• Source data:

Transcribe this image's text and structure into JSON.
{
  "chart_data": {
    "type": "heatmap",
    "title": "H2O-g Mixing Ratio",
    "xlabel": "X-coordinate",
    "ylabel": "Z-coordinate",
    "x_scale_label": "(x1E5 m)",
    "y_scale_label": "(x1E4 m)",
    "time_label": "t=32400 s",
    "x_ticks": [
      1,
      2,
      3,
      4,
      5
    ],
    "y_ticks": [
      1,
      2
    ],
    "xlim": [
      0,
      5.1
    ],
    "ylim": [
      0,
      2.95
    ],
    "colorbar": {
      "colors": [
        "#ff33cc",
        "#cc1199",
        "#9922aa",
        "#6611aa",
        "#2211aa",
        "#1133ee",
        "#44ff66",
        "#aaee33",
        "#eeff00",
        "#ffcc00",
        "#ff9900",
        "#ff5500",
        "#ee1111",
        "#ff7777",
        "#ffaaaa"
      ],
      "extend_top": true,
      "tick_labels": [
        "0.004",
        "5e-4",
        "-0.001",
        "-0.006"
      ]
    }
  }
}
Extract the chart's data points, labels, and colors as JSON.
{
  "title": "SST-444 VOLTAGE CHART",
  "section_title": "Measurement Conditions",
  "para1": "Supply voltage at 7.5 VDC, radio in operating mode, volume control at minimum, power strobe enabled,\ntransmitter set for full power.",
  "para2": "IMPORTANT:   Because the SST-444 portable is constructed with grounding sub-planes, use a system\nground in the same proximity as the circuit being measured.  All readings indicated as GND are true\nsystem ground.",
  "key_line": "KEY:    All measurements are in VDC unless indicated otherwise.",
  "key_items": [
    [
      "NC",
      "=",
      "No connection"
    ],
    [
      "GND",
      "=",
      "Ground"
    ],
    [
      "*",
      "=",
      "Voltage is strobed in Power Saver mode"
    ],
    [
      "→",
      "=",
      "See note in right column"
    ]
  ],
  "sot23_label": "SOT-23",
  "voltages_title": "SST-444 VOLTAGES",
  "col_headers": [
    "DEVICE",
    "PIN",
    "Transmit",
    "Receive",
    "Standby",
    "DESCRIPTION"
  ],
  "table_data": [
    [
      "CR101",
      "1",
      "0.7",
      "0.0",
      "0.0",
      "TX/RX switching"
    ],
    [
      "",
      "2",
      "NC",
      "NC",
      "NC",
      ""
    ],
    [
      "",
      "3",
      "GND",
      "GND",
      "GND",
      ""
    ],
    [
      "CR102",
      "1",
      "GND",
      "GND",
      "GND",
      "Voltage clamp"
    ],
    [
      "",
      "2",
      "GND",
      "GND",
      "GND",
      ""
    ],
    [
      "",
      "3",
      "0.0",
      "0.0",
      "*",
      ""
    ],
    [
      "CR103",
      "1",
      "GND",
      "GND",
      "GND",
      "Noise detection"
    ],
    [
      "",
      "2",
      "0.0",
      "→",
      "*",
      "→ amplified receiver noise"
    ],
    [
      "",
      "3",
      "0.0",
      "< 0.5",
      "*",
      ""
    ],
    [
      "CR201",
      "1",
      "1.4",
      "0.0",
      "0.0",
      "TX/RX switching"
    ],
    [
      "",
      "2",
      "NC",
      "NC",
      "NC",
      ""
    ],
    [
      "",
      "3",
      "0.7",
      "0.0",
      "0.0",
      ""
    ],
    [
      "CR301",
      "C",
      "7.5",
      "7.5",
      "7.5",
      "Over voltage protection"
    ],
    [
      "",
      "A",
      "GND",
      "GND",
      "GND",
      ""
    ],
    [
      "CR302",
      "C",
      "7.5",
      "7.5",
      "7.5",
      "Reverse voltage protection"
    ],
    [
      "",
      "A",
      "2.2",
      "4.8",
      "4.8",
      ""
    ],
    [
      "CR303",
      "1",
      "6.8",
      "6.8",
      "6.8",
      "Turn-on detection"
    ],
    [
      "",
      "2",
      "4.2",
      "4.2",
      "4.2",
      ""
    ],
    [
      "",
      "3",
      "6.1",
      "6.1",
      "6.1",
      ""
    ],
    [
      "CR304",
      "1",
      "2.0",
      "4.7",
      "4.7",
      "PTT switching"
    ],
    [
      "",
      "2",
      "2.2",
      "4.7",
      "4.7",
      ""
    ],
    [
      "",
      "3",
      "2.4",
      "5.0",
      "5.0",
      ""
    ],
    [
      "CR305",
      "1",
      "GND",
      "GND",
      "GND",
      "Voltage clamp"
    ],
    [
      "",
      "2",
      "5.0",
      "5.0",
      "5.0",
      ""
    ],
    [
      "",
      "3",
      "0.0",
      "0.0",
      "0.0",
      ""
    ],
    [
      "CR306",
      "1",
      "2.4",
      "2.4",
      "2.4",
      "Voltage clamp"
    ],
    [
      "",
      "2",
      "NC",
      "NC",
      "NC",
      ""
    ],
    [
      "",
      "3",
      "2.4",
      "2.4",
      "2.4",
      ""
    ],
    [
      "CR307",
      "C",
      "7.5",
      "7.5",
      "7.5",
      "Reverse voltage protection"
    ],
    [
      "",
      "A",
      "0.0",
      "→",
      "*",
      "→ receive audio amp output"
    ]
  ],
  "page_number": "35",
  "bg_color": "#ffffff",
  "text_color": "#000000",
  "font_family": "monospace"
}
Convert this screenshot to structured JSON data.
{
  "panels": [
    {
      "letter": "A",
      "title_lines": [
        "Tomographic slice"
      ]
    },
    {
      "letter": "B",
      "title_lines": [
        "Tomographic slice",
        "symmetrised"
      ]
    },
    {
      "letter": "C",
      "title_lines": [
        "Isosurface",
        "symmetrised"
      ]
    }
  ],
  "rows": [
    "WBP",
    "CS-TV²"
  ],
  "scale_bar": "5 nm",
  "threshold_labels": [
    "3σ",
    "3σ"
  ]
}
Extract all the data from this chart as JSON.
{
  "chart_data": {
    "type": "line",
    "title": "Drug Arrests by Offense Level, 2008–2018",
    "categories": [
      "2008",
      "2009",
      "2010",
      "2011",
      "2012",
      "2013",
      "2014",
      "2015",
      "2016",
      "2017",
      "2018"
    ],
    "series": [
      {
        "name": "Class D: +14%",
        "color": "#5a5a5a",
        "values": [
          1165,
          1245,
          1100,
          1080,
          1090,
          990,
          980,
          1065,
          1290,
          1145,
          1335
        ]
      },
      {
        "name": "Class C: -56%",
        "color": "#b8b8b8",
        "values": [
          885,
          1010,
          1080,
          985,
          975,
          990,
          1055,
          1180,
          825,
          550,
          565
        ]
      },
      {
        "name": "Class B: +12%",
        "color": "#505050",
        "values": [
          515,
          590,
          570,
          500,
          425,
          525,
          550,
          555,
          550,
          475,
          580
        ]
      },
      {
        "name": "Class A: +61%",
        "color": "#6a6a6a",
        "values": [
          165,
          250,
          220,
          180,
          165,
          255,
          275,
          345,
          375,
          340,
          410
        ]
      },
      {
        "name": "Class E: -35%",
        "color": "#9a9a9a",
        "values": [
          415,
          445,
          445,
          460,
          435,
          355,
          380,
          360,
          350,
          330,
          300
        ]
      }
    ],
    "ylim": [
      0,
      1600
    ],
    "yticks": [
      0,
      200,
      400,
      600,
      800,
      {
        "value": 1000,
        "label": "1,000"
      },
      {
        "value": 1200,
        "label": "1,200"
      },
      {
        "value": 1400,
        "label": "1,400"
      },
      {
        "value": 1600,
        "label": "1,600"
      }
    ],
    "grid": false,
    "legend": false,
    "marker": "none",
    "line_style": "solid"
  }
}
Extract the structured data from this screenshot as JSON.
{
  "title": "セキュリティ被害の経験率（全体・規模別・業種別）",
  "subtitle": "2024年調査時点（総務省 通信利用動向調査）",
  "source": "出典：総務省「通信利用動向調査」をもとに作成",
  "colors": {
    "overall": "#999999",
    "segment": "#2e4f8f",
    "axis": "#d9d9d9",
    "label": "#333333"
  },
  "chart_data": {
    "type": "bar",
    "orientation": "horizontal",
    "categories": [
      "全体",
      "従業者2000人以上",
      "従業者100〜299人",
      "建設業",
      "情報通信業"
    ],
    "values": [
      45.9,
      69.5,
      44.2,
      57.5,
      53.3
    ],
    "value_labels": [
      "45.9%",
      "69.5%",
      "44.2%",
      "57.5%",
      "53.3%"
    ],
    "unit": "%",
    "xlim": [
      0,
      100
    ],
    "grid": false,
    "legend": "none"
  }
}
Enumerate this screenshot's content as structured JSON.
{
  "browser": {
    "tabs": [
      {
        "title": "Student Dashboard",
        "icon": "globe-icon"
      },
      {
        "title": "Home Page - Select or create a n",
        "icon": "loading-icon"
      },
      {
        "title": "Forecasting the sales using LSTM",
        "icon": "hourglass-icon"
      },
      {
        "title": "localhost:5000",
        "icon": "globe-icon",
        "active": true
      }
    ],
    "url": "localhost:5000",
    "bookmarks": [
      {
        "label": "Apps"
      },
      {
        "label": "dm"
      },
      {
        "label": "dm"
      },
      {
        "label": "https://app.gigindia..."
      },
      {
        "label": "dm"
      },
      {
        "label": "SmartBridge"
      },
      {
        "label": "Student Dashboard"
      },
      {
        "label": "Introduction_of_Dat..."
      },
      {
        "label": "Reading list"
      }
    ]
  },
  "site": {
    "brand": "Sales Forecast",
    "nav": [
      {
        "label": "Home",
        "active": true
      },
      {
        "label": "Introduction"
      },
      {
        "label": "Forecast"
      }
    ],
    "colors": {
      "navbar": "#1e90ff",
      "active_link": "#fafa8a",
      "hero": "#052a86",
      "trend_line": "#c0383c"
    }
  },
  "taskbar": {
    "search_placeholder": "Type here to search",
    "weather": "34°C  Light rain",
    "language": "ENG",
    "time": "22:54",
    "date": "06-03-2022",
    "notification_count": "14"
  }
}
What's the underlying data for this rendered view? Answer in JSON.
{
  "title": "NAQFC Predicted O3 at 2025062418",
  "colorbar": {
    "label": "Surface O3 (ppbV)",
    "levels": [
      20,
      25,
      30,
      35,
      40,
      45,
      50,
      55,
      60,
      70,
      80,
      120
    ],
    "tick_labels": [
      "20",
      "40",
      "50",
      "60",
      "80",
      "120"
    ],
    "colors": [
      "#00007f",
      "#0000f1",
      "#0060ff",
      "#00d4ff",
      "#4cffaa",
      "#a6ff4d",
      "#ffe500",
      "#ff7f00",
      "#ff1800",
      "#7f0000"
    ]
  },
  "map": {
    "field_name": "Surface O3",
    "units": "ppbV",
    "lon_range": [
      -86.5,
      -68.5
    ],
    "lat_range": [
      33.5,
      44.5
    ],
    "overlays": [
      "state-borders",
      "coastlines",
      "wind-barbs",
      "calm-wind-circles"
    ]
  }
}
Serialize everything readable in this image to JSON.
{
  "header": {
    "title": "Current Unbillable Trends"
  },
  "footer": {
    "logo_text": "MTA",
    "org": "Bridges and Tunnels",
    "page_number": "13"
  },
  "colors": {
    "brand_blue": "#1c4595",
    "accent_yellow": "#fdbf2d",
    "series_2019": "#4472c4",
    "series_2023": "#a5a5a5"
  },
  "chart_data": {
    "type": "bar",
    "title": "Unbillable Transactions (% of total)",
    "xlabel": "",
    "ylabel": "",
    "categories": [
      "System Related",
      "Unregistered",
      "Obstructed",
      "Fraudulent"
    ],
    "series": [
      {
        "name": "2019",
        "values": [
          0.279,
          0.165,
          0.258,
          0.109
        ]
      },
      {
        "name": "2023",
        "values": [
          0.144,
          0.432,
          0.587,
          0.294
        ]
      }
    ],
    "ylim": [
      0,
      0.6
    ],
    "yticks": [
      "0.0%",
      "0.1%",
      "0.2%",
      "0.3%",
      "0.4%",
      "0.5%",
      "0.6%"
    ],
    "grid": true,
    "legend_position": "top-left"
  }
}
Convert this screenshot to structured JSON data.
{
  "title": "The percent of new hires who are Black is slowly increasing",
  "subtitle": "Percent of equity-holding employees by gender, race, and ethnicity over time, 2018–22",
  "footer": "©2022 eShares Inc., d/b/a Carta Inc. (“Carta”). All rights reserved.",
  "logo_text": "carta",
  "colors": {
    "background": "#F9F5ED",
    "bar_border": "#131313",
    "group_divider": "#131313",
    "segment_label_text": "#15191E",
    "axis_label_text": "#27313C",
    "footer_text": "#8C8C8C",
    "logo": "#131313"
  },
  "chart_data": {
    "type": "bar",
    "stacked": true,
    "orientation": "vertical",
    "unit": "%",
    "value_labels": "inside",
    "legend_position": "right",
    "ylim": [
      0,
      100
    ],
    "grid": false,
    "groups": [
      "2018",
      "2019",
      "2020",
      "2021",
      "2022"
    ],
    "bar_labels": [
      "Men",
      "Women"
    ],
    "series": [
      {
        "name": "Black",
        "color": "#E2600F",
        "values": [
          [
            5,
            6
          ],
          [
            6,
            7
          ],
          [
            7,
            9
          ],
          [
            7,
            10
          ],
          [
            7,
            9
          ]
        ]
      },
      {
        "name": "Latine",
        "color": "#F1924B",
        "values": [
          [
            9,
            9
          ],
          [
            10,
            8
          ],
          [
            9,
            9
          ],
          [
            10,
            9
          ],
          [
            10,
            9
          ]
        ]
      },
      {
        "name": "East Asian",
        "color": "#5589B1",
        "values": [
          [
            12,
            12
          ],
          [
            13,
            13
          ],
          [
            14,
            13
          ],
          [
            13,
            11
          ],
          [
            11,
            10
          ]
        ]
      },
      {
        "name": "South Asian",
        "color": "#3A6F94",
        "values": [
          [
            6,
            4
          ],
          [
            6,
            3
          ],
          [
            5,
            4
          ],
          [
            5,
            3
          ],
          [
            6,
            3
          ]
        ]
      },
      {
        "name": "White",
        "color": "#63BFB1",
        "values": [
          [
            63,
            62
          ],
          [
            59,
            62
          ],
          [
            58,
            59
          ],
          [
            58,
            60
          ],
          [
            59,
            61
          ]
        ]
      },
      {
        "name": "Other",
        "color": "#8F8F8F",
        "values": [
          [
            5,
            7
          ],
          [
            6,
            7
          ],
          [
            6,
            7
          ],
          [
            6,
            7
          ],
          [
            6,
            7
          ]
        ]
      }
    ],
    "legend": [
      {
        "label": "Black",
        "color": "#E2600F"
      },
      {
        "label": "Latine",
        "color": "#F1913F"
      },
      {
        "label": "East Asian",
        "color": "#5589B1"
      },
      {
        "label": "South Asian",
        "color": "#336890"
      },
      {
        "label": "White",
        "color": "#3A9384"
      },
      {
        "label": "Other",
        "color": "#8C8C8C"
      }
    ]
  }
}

• Requirements: Where a line holds "通信利用動向調査", copy it out.

• Result:
  "subtitle": "2024年調査時点（総務省 通信利用動向調査）",
  "source": "出典：総務省「通信利用動向調査」をもとに作成",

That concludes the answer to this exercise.